• [Dataset content]
⟨
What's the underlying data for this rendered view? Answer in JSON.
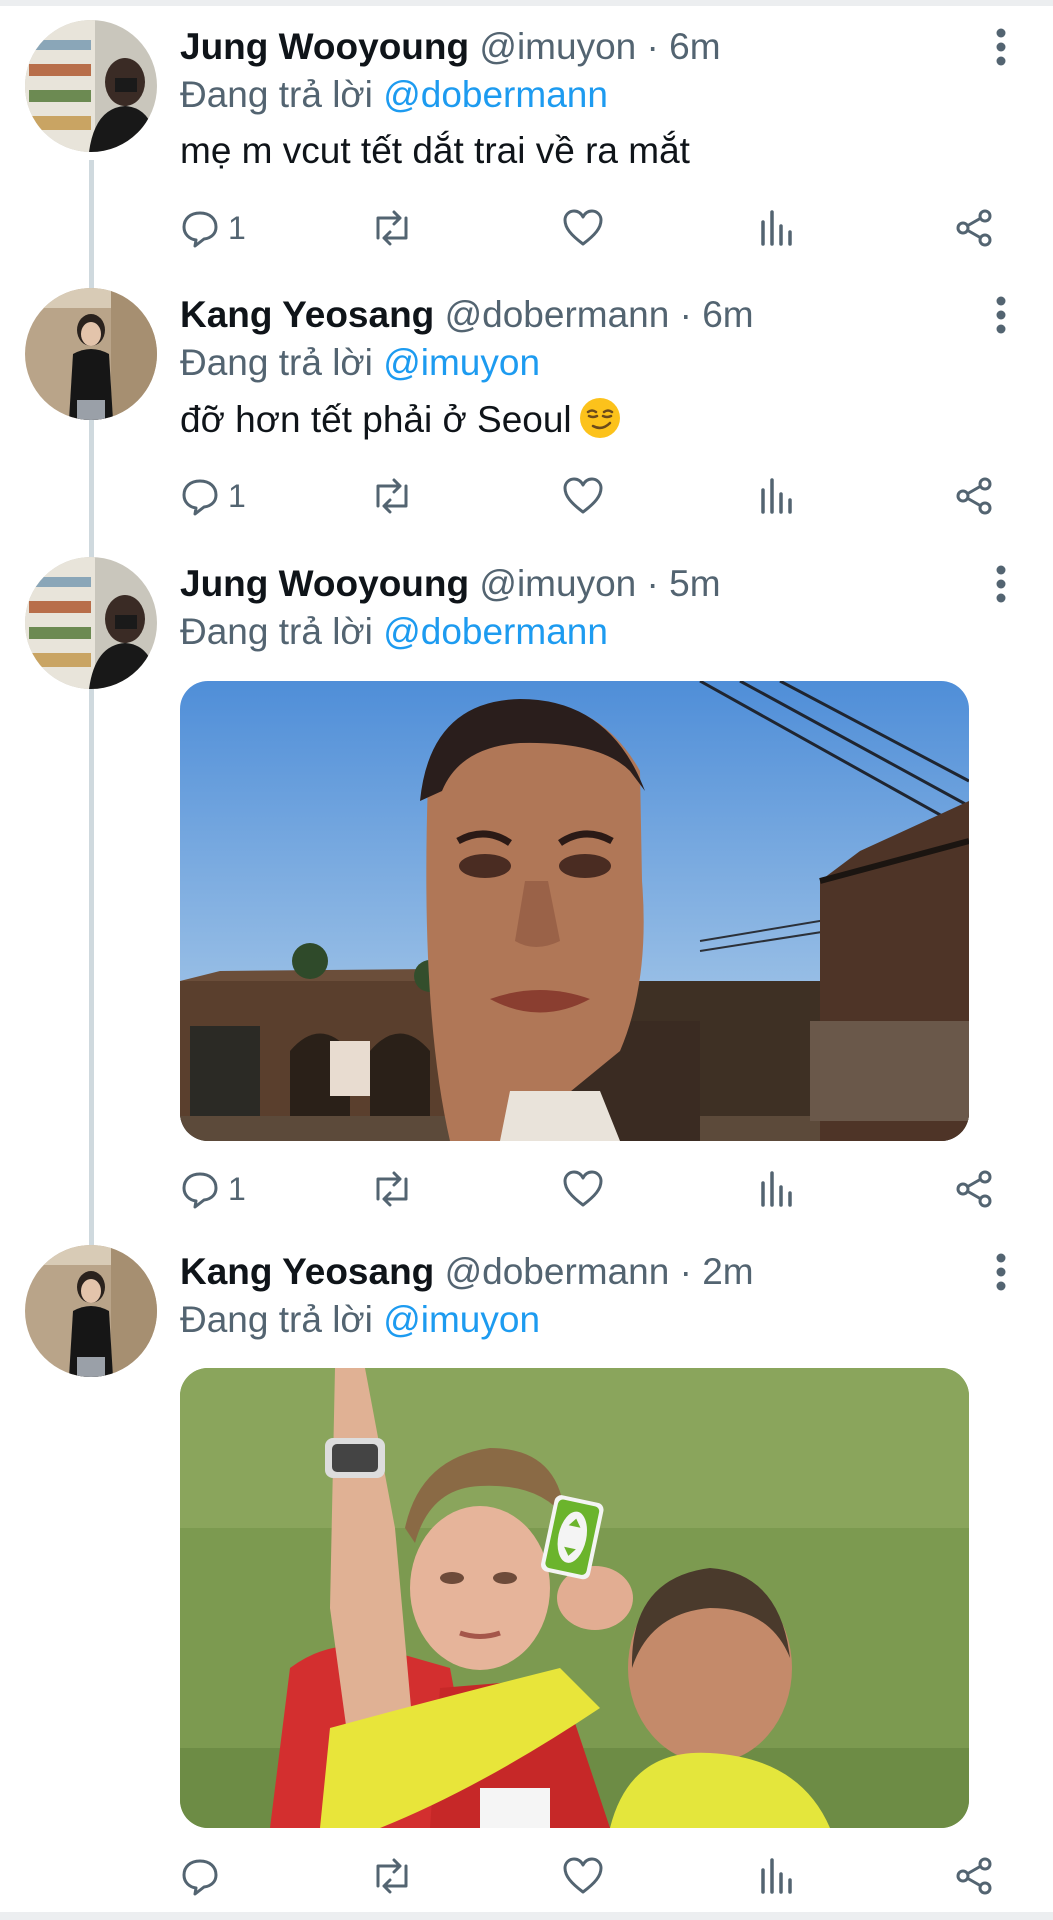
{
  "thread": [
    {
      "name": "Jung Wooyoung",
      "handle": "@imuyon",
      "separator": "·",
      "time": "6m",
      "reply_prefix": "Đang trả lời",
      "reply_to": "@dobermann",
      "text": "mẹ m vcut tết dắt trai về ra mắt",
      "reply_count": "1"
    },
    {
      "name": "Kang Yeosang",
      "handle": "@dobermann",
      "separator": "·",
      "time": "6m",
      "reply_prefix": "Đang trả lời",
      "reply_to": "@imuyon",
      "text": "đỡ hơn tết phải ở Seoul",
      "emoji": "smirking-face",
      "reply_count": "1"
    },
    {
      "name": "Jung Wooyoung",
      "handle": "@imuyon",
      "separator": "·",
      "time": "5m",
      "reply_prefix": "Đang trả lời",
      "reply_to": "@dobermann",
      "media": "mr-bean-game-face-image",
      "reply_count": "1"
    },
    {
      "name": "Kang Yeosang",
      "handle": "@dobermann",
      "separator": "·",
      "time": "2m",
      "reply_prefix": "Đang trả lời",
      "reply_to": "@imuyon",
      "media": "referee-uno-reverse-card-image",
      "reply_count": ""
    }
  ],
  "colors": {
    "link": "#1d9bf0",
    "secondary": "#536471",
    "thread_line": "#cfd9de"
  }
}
⟩
• [Instructions to follow] In the entries above, find each line with the word "text" and copy it.

• [Task output]
      "text": "mẹ m vcut tết dắt trai về ra mắt",
      "text": "đỡ hơn tết phải ở Seoul",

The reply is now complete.